> _MATERIAL TO PROCESS_:
--- Start ---

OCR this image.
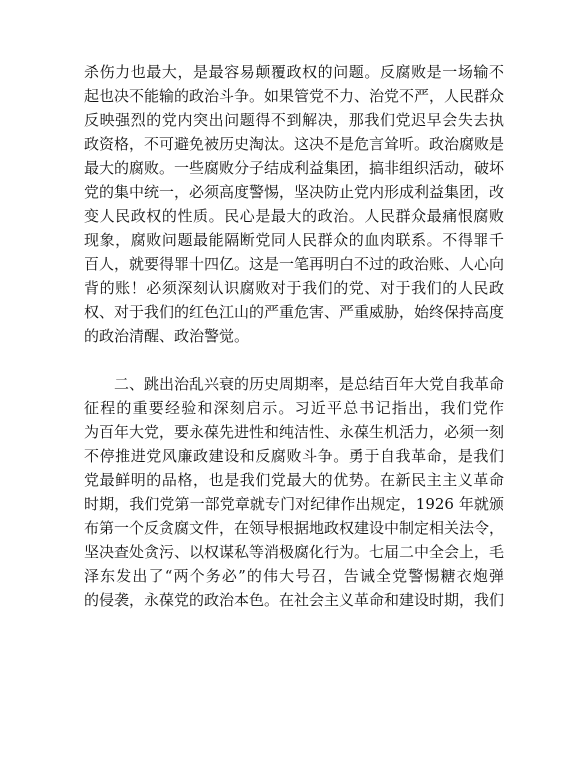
杀伤力也最大，是最容易颠覆政权的问题。反腐败是一场输不
起也决不能输的政治斗争。如果管党不力、治党不严，人民群众
反映强烈的党内突出问题得不到解决，那我们党迟早会失去执
政资格，不可避免被历史淘汰。这决不是危言耸听。政治腐败是
最大的腐败。一些腐败分子结成利益集团，搞非组织活动，破坏
党的集中统一，必须高度警惕，坚决防止党内形成利益集团，改
变人民政权的性质。民心是最大的政治。人民群众最痛恨腐败
现象，腐败问题最能隔断党同人民群众的血肉联系。不得罪千
百人，就要得罪十四亿。这是一笔再明白不过的政治账、人心向
背的账！必须深刻认识腐败对于我们的党、对于我们的人民政
权、对于我们的红色江山的严重危害、严重威胁，始终保持高度
的政治清醒、政治警觉。
　　二、跳出治乱兴衰的历史周期率，是总结百年大党自我革命
征程的重要经验和深刻启示。习近平总书记指出，我们党作
为百年大党，要永葆先进性和纯洁性、永葆生机活力，必须一刻
不停推进党风廉政建设和反腐败斗争。勇于自我革命，是我们
党最鲜明的品格，也是我们党最大的优势。在新民主主义革命
时期，我们党第一部党章就专门对纪律作出规定，1926 年就颁
布第一个反贪腐文件，在领导根据地政权建设中制定相关法令，
坚决查处贪污、以权谋私等消极腐化行为。七届二中全会上，毛
泽东发出了“两个务必”的伟大号召，告诫全党警惕糖衣炮弹
的侵袭，永葆党的政治本色。在社会主义革命和建设时期，我们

--- End ---

> _WRITTEN TASK_: Copy out all of the data word for word. Do not carry over any picture.

> _RESULT OF THIS EXERCISE_:
OCR this image.
杀伤力也最大，是最容易颠覆政权的问题。反腐败是一场输不
起也决不能输的政治斗争。如果管党不力、治党不严，人民群众
反映强烈的党内突出问题得不到解决，那我们党迟早会失去执
政资格，不可避免被历史淘汰。这决不是危言耸听。政治腐败是
最大的腐败。一些腐败分子结成利益集团，搞非组织活动，破坏
党的集中统一，必须高度警惕，坚决防止党内形成利益集团，改
变人民政权的性质。民心是最大的政治。人民群众最痛恨腐败
现象，腐败问题最能隔断党同人民群众的血肉联系。不得罪千
百人，就要得罪十四亿。这是一笔再明白不过的政治账、人心向
背的账！必须深刻认识腐败对于我们的党、对于我们的人民政
权、对于我们的红色江山的严重危害、严重威胁，始终保持高度
的政治清醒、政治警觉。
　　二、跳出治乱兴衰的历史周期率，是总结百年大党自我革命
征程的重要经验和深刻启示。习近平总书记指出，我们党作
为百年大党，要永葆先进性和纯洁性、永葆生机活力，必须一刻
不停推进党风廉政建设和反腐败斗争。勇于自我革命，是我们
党最鲜明的品格，也是我们党最大的优势。在新民主主义革命
时期，我们党第一部党章就专门对纪律作出规定，1926 年就颁
布第一个反贪腐文件，在领导根据地政权建设中制定相关法令，
坚决查处贪污、以权谋私等消极腐化行为。七届二中全会上，毛
泽东发出了“两个务必”的伟大号召，告诫全党警惕糖衣炮弹
的侵袭，永葆党的政治本色。在社会主义革命和建设时期，我们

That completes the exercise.